● WHAT TO PRODUCE: Output every line of the material exactly, omitting images.

━━━ RECORDS PROVIDED

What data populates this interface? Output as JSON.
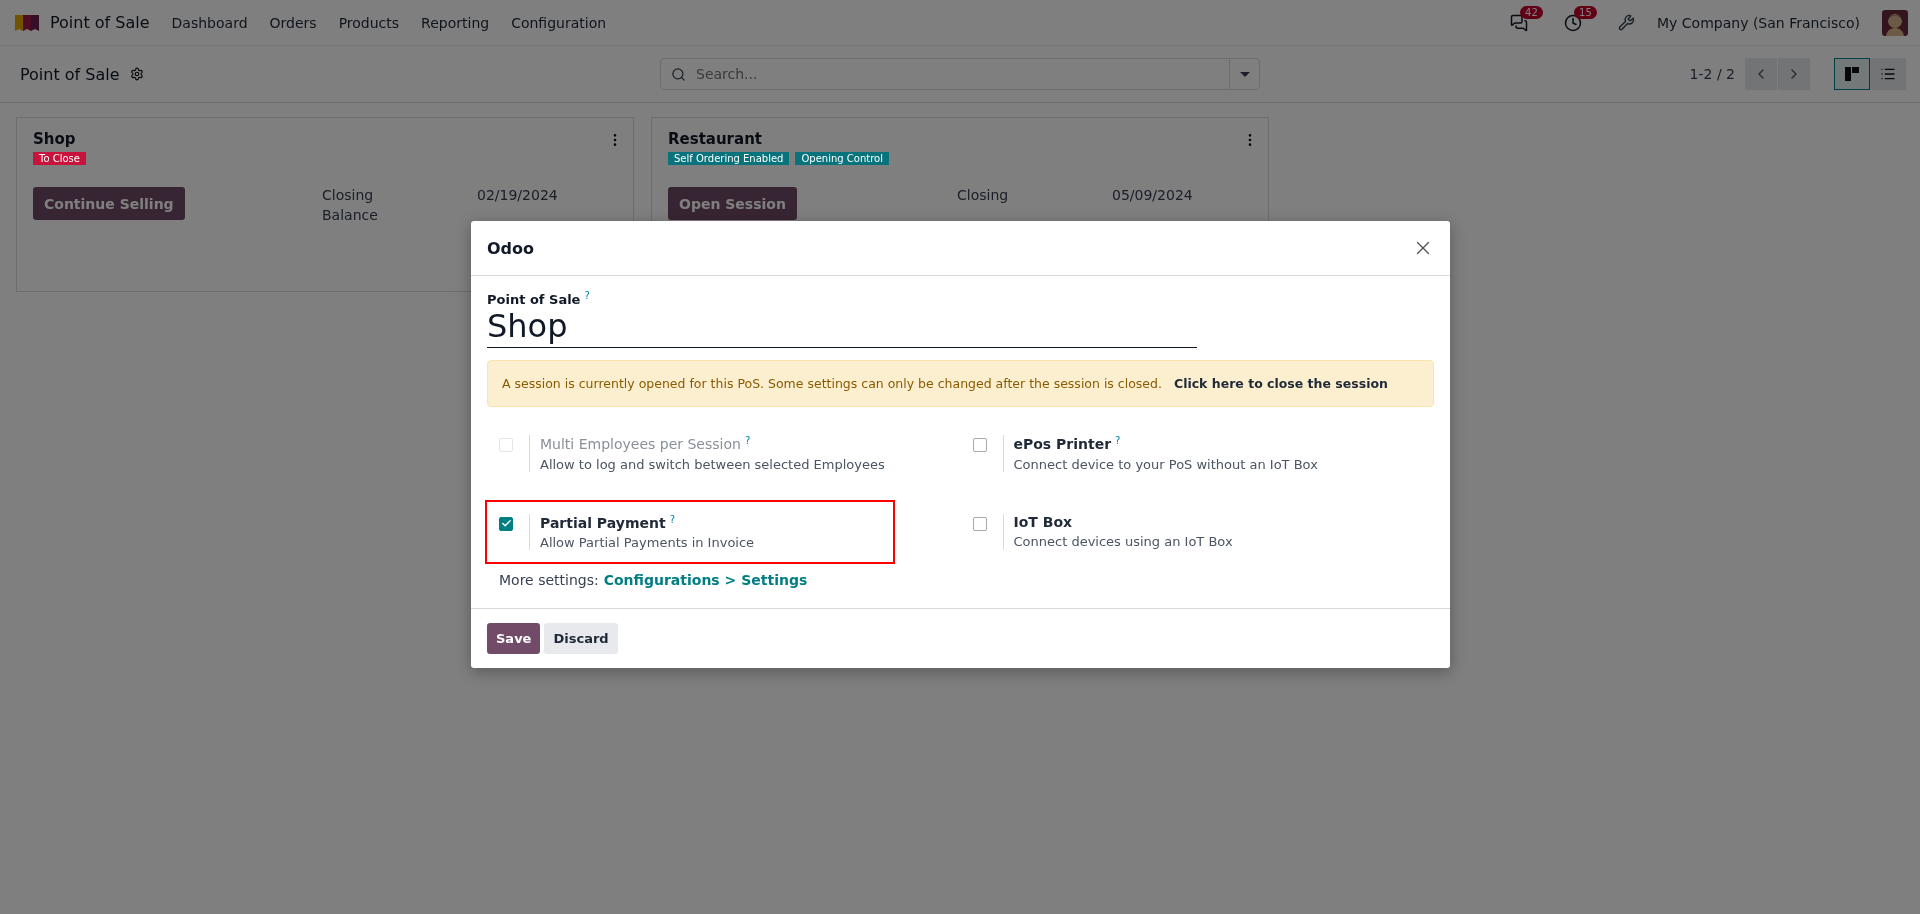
{
  "navbar": {
    "app_name": "Point of Sale",
    "menu": [
      "Dashboard",
      "Orders",
      "Products",
      "Reporting",
      "Configuration"
    ],
    "messages_count": "42",
    "activities_count": "15",
    "company": "My Company (San Francisco)"
  },
  "control_panel": {
    "title": "Point of Sale",
    "search": {
      "placeholder": "Search..."
    },
    "pager": "1-2 / 2",
    "views": [
      {
        "kind": "kanban",
        "selected": true
      },
      {
        "kind": "list",
        "selected": false
      }
    ]
  },
  "cards": [
    {
      "name": "Shop",
      "tags": [
        {
          "label": "To Close",
          "color": "#c8143c"
        }
      ],
      "button": "Continue Selling",
      "rows": [
        {
          "label": "Closing",
          "value": "02/19/2024"
        },
        {
          "label": "Balance",
          "value": ""
        }
      ]
    },
    {
      "name": "Restaurant",
      "tags": [
        {
          "label": "Self Ordering Enabled",
          "color": "#08737a"
        },
        {
          "label": "Opening Control",
          "color": "#08737a"
        }
      ],
      "button": "Open Session",
      "rows": [
        {
          "label": "Closing",
          "value": "05/09/2024"
        }
      ]
    }
  ],
  "dialog": {
    "title": "Odoo",
    "field_label": "Point of Sale",
    "field_help": "?",
    "field_value": "Shop",
    "alert": {
      "text": "A session is currently opened for this PoS. Some settings can only be changed after the session is closed.",
      "link": "Click here to close the session"
    },
    "settings": [
      {
        "title": "Multi Employees per Session",
        "help_mark": "?",
        "description": "Allow to log and switch between selected Employees",
        "checked": false,
        "disabled": true,
        "highlighted": false
      },
      {
        "title": "ePos Printer",
        "help_mark": "?",
        "description": "Connect device to your PoS without an IoT Box",
        "checked": false,
        "disabled": false,
        "highlighted": false
      },
      {
        "title": "Partial Payment",
        "help_mark": "?",
        "description": "Allow Partial Payments in Invoice",
        "checked": true,
        "disabled": false,
        "highlighted": true
      },
      {
        "title": "IoT Box",
        "description": "Connect devices using an IoT Box",
        "checked": false,
        "disabled": false,
        "highlighted": false
      }
    ],
    "more_settings_label": "More settings:",
    "more_settings_link": "Configurations > Settings",
    "buttons": [
      {
        "label": "Save",
        "kind": "primary"
      },
      {
        "label": "Discard",
        "kind": "secondary"
      }
    ]
  }
}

━━━━━━

● TASK OUTPUT:
What data populates this interface? Output as JSON.
{
  "navbar": {
    "app_name": "Point of Sale",
    "menu": [
      "Dashboard",
      "Orders",
      "Products",
      "Reporting",
      "Configuration"
    ],
    "messages_count": "42",
    "activities_count": "15",
    "company": "My Company (San Francisco)"
  },
  "control_panel": {
    "title": "Point of Sale",
    "search": {
      "placeholder": "Search..."
    },
    "pager": "1-2 / 2",
    "views": [
      {
        "kind": "kanban",
        "selected": true
      },
      {
        "kind": "list",
        "selected": false
      }
    ]
  },
  "cards": [
    {
      "name": "Shop",
      "tags": [
        {
          "label": "To Close",
          "color": "#c8143c"
        }
      ],
      "button": "Continue Selling",
      "rows": [
        {
          "label": "Closing",
          "value": "02/19/2024"
        },
        {
          "label": "Balance",
          "value": ""
        }
      ]
    },
    {
      "name": "Restaurant",
      "tags": [
        {
          "label": "Self Ordering Enabled",
          "color": "#08737a"
        },
        {
          "label": "Opening Control",
          "color": "#08737a"
        }
      ],
      "button": "Open Session",
      "rows": [
        {
          "label": "Closing",
          "value": "05/09/2024"
        }
      ]
    }
  ],
  "dialog": {
    "title": "Odoo",
    "field_label": "Point of Sale",
    "field_help": "?",
    "field_value": "Shop",
    "alert": {
      "text": "A session is currently opened for this PoS. Some settings can only be changed after the session is closed.",
      "link": "Click here to close the session"
    },
    "settings": [
      {
        "title": "Multi Employees per Session",
        "help_mark": "?",
        "description": "Allow to log and switch between selected Employees",
        "checked": false,
        "disabled": true,
        "highlighted": false
      },
      {
        "title": "ePos Printer",
        "help_mark": "?",
        "description": "Connect device to your PoS without an IoT Box",
        "checked": false,
        "disabled": false,
        "highlighted": false
      },
      {
        "title": "Partial Payment",
        "help_mark": "?",
        "description": "Allow Partial Payments in Invoice",
        "checked": true,
        "disabled": false,
        "highlighted": true
      },
      {
        "title": "IoT Box",
        "description": "Connect devices using an IoT Box",
        "checked": false,
        "disabled": false,
        "highlighted": false
      }
    ],
    "more_settings_label": "More settings:",
    "more_settings_link": "Configurations > Settings",
    "buttons": [
      {
        "label": "Save",
        "kind": "primary"
      },
      {
        "label": "Discard",
        "kind": "secondary"
      }
    ]
  }
}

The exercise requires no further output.